TASK DESCRIPTION => Are you able to retype all the records below exactly?
◆ ◆ ◆ ◆
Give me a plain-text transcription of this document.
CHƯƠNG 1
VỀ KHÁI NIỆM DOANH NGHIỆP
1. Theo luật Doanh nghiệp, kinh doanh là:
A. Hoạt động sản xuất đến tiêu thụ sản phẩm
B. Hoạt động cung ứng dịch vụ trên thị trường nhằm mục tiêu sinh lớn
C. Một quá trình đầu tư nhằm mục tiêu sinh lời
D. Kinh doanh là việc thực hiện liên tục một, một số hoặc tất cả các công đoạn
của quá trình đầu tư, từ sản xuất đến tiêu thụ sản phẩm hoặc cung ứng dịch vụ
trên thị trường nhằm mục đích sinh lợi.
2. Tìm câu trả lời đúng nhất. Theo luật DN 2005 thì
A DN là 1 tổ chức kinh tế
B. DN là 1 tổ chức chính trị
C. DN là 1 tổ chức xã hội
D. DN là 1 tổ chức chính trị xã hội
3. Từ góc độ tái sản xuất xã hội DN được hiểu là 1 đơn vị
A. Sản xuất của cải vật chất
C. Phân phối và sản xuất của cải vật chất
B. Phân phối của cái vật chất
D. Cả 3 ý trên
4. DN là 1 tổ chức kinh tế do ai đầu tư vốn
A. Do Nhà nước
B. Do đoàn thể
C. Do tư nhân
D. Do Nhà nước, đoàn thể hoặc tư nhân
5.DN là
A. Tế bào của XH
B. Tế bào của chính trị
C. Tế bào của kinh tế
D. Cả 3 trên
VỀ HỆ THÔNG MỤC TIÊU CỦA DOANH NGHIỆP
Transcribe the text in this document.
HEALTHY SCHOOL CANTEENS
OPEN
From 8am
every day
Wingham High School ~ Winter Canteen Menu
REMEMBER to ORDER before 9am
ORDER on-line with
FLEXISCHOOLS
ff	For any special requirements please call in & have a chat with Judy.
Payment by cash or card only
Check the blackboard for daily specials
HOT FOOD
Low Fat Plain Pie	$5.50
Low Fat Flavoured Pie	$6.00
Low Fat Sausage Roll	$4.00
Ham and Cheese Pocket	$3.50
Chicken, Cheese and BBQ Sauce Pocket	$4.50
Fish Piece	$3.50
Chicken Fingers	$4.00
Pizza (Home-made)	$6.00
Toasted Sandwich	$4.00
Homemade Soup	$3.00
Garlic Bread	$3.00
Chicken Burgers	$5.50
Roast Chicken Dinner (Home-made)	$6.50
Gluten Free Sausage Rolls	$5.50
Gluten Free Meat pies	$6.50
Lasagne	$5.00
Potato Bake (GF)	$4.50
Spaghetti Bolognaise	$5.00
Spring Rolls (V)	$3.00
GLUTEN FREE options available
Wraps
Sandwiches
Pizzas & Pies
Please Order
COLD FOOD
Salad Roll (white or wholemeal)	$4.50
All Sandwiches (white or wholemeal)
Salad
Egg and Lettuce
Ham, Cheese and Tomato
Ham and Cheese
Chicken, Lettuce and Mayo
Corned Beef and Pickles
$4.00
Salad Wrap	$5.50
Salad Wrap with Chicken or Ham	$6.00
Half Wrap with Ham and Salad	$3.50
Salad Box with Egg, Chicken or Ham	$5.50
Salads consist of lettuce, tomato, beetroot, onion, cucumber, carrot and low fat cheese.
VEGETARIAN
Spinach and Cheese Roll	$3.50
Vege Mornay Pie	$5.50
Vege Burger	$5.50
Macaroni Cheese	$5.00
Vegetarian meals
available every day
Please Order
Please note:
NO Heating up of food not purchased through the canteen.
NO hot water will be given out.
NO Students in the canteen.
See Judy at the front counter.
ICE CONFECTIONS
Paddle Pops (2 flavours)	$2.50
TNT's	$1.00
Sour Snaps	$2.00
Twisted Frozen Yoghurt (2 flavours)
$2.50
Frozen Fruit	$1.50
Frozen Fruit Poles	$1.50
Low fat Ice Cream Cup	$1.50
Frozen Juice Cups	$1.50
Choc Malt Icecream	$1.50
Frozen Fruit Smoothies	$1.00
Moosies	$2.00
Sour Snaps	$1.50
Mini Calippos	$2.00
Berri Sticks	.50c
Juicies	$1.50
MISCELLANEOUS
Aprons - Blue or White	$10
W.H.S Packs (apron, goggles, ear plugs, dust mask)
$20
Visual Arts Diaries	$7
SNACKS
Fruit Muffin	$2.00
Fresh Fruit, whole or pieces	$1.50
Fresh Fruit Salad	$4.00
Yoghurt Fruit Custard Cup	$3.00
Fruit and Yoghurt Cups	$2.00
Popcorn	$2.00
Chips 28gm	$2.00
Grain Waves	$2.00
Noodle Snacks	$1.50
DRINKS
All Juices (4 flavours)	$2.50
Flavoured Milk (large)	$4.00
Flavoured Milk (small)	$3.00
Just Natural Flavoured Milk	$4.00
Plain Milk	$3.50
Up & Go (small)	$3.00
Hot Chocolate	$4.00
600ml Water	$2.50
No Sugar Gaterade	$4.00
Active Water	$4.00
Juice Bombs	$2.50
◆ ◆ ◆ ◆
WRITTEN REPLY =>
Give me a plain-text transcription of this document.
CHƯƠNG 1
VỀ KHÁI NIỆM DOANH NGHIỆP
1. Theo luật Doanh nghiệp, kinh doanh là:
A. Hoạt động sản xuất đến tiêu thụ sản phẩm
B. Hoạt động cung ứng dịch vụ trên thị trường nhằm mục tiêu sinh lớn
C. Một quá trình đầu tư nhằm mục tiêu sinh lời
D. Kinh doanh là việc thực hiện liên tục một, một số hoặc tất cả các công đoạn
của quá trình đầu tư, từ sản xuất đến tiêu thụ sản phẩm hoặc cung ứng dịch vụ
trên thị trường nhằm mục đích sinh lợi.
2. Tìm câu trả lời đúng nhất. Theo luật DN 2005 thì
A DN là 1 tổ chức kinh tế
B. DN là 1 tổ chức chính trị
C. DN là 1 tổ chức xã hội
D. DN là 1 tổ chức chính trị xã hội
3. Từ góc độ tái sản xuất xã hội DN được hiểu là 1 đơn vị
A. Sản xuất của cải vật chất
C. Phân phối và sản xuất của cải vật chất
B. Phân phối của cái vật chất
D. Cả 3 ý trên
4. DN là 1 tổ chức kinh tế do ai đầu tư vốn
A. Do Nhà nước
B. Do đoàn thể
C. Do tư nhân
D. Do Nhà nước, đoàn thể hoặc tư nhân
5.DN là
A. Tế bào của XH
B. Tế bào của chính trị
C. Tế bào của kinh tế
D. Cả 3 trên
VỀ HỆ THÔNG MỤC TIÊU CỦA DOANH NGHIỆP
Transcribe the text in this document.
HEALTHY SCHOOL CANTEENS
OPEN
From 8am
every day
Wingham High School ~ Winter Canteen Menu
REMEMBER to ORDER before 9am
ORDER on-line with
FLEXISCHOOLS
ff	For any special requirements please call in & have a chat with Judy.
Payment by cash or card only
Check the blackboard for daily specials
HOT FOOD
Low Fat Plain Pie	$5.50
Low Fat Flavoured Pie	$6.00
Low Fat Sausage Roll	$4.00
Ham and Cheese Pocket	$3.50
Chicken, Cheese and BBQ Sauce Pocket	$4.50
Fish Piece	$3.50
Chicken Fingers	$4.00
Pizza (Home-made)	$6.00
Toasted Sandwich	$4.00
Homemade Soup	$3.00
Garlic Bread	$3.00
Chicken Burgers	$5.50
Roast Chicken Dinner (Home-made)	$6.50
Gluten Free Sausage Rolls	$5.50
Gluten Free Meat pies	$6.50
Lasagne	$5.00
Potato Bake (GF)	$4.50
Spaghetti Bolognaise	$5.00
Spring Rolls (V)	$3.00
GLUTEN FREE options available
Wraps
Sandwiches
Pizzas & Pies
Please Order
COLD FOOD
Salad Roll (white or wholemeal)	$4.50
All Sandwiches (white or wholemeal)
Salad
Egg and Lettuce
Ham, Cheese and Tomato
Ham and Cheese
Chicken, Lettuce and Mayo
Corned Beef and Pickles
$4.00
Salad Wrap	$5.50
Salad Wrap with Chicken or Ham	$6.00
Half Wrap with Ham and Salad	$3.50
Salad Box with Egg, Chicken or Ham	$5.50
Salads consist of lettuce, tomato, beetroot, onion, cucumber, carrot and low fat cheese.
VEGETARIAN
Spinach and Cheese Roll	$3.50
Vege Mornay Pie	$5.50
Vege Burger	$5.50
Macaroni Cheese	$5.00
Vegetarian meals
available every day
Please Order
Please note:
NO Heating up of food not purchased through the canteen.
NO hot water will be given out.
NO Students in the canteen.
See Judy at the front counter.
ICE CONFECTIONS
Paddle Pops (2 flavours)	$2.50
TNT's	$1.00
Sour Snaps	$2.00
Twisted Frozen Yoghurt (2 flavours)
$2.50
Frozen Fruit	$1.50
Frozen Fruit Poles	$1.50
Low fat Ice Cream Cup	$1.50
Frozen Juice Cups	$1.50
Choc Malt Icecream	$1.50
Frozen Fruit Smoothies	$1.00
Moosies	$2.00
Sour Snaps	$1.50
Mini Calippos	$2.00
Berri Sticks	.50c
Juicies	$1.50
MISCELLANEOUS
Aprons - Blue or White	$10
W.H.S Packs (apron, goggles, ear plugs, dust mask)
$20
Visual Arts Diaries	$7
SNACKS
Fruit Muffin	$2.00
Fresh Fruit, whole or pieces	$1.50
Fresh Fruit Salad	$4.00
Yoghurt Fruit Custard Cup	$3.00
Fruit and Yoghurt Cups	$2.00
Popcorn	$2.00
Chips 28gm	$2.00
Grain Waves	$2.00
Noodle Snacks	$1.50
DRINKS
All Juices (4 flavours)	$2.50
Flavoured Milk (large)	$4.00
Flavoured Milk (small)	$3.00
Just Natural Flavoured Milk	$4.00
Plain Milk	$3.50
Up & Go (small)	$3.00
Hot Chocolate	$4.00
600ml Water	$2.50
No Sugar Gaterade	$4.00
Active Water	$4.00
Juice Bombs	$2.50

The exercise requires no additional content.